> _WHAT IS EXPECTED_: Retype all the records with nothing changed.
★ ★ ★
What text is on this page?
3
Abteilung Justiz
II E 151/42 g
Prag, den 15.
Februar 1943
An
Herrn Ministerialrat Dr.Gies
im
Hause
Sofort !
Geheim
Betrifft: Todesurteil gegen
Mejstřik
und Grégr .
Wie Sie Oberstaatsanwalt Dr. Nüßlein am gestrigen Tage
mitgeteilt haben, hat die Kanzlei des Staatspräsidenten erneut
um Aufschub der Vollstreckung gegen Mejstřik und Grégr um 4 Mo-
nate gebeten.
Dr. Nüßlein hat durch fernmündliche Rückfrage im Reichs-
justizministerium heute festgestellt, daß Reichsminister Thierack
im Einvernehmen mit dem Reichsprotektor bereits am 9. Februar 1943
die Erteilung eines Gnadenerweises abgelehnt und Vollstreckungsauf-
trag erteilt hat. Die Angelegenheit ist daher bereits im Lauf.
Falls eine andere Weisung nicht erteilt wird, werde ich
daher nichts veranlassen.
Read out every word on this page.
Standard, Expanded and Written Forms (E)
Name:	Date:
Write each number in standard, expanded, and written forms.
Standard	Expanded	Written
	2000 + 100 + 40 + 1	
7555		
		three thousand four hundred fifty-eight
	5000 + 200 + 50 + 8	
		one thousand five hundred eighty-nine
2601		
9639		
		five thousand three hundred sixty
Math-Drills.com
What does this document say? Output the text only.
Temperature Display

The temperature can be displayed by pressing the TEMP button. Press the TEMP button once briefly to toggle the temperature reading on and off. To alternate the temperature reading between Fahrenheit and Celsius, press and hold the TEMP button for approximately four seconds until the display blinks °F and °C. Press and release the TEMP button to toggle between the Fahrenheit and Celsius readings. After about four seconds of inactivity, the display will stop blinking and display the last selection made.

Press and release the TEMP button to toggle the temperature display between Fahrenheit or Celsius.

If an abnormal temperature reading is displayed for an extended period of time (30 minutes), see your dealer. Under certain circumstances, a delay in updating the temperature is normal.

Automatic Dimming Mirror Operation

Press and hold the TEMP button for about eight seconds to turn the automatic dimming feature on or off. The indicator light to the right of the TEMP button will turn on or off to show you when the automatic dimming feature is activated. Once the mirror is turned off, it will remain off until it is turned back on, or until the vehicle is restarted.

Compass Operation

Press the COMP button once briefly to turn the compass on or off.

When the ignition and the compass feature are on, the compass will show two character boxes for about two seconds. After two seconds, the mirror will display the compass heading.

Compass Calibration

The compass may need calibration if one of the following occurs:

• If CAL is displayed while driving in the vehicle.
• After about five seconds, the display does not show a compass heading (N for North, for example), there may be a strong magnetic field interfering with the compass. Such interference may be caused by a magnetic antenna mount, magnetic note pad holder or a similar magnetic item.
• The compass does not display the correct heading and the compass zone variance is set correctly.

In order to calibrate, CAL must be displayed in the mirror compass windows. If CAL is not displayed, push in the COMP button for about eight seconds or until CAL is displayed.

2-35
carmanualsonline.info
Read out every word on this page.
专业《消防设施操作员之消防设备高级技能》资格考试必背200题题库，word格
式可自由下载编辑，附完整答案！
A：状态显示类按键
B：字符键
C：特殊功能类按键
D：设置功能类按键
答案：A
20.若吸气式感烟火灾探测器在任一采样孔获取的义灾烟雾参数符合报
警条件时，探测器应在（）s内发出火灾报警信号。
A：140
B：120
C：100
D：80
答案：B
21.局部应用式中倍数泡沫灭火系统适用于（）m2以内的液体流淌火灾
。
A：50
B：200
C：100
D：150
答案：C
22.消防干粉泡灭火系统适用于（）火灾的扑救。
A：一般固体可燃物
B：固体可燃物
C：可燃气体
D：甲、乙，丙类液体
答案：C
★ ★ ★
> _RESPONSE TO THIS EXERCISE_:
What text is on this page?
3
Abteilung Justiz
II E 151/42 g
Prag, den 15.
Februar 1943
An
Herrn Ministerialrat Dr.Gies
im
Hause
Sofort !
Geheim
Betrifft: Todesurteil gegen
Mejstřik
und Grégr .
Wie Sie Oberstaatsanwalt Dr. Nüßlein am gestrigen Tage
mitgeteilt haben, hat die Kanzlei des Staatspräsidenten erneut
um Aufschub der Vollstreckung gegen Mejstřik und Grégr um 4 Mo-
nate gebeten.
Dr. Nüßlein hat durch fernmündliche Rückfrage im Reichs-
justizministerium heute festgestellt, daß Reichsminister Thierack
im Einvernehmen mit dem Reichsprotektor bereits am 9. Februar 1943
die Erteilung eines Gnadenerweises abgelehnt und Vollstreckungsauf-
trag erteilt hat. Die Angelegenheit ist daher bereits im Lauf.
Falls eine andere Weisung nicht erteilt wird, werde ich
daher nichts veranlassen.
Read out every word on this page.
Standard, Expanded and Written Forms (E)
Name:	Date:
Write each number in standard, expanded, and written forms.
Standard	Expanded	Written
	2000 + 100 + 40 + 1	
7555		
		three thousand four hundred fifty-eight
	5000 + 200 + 50 + 8	
		one thousand five hundred eighty-nine
2601		
9639		
		five thousand three hundred sixty
Math-Drills.com
What does this document say? Output the text only.
Temperature Display

The temperature can be displayed by pressing the TEMP button. Press the TEMP button once briefly to toggle the temperature reading on and off. To alternate the temperature reading between Fahrenheit and Celsius, press and hold the TEMP button for approximately four seconds until the display blinks °F and °C. Press and release the TEMP button to toggle between the Fahrenheit and Celsius readings. After about four seconds of inactivity, the display will stop blinking and display the last selection made.

Press and release the TEMP button to toggle the temperature display between Fahrenheit or Celsius.

If an abnormal temperature reading is displayed for an extended period of time (30 minutes), see your dealer. Under certain circumstances, a delay in updating the temperature is normal.

Automatic Dimming Mirror Operation

Press and hold the TEMP button for about eight seconds to turn the automatic dimming feature on or off. The indicator light to the right of the TEMP button will turn on or off to show you when the automatic dimming feature is activated. Once the mirror is turned off, it will remain off until it is turned back on, or until the vehicle is restarted.

Compass Operation

Press the COMP button once briefly to turn the compass on or off.

When the ignition and the compass feature are on, the compass will show two character boxes for about two seconds. After two seconds, the mirror will display the compass heading.

Compass Calibration

The compass may need calibration if one of the following occurs:

• If CAL is displayed while driving in the vehicle.
• After about five seconds, the display does not show a compass heading (N for North, for example), there may be a strong magnetic field interfering with the compass. Such interference may be caused by a magnetic antenna mount, magnetic note pad holder or a similar magnetic item.
• The compass does not display the correct heading and the compass zone variance is set correctly.

In order to calibrate, CAL must be displayed in the mirror compass windows. If CAL is not displayed, push in the COMP button for about eight seconds or until CAL is displayed.

2-35
carmanualsonline.info
Read out every word on this page.
专业《消防设施操作员之消防设备高级技能》资格考试必背200题题库，word格
式可自由下载编辑，附完整答案！
A：状态显示类按键
B：字符键
C：特殊功能类按键
D：设置功能类按键
答案：A
20.若吸气式感烟火灾探测器在任一采样孔获取的义灾烟雾参数符合报
警条件时，探测器应在（）s内发出火灾报警信号。
A：140
B：120
C：100
D：80
答案：B
21.局部应用式中倍数泡沫灭火系统适用于（）m2以内的液体流淌火灾
。
A：50
B：200
C：100
D：150
答案：C
22.消防干粉泡灭火系统适用于（）火灾的扑救。
A：一般固体可燃物
B：固体可燃物
C：可燃气体
D：甲、乙，丙类液体
答案：C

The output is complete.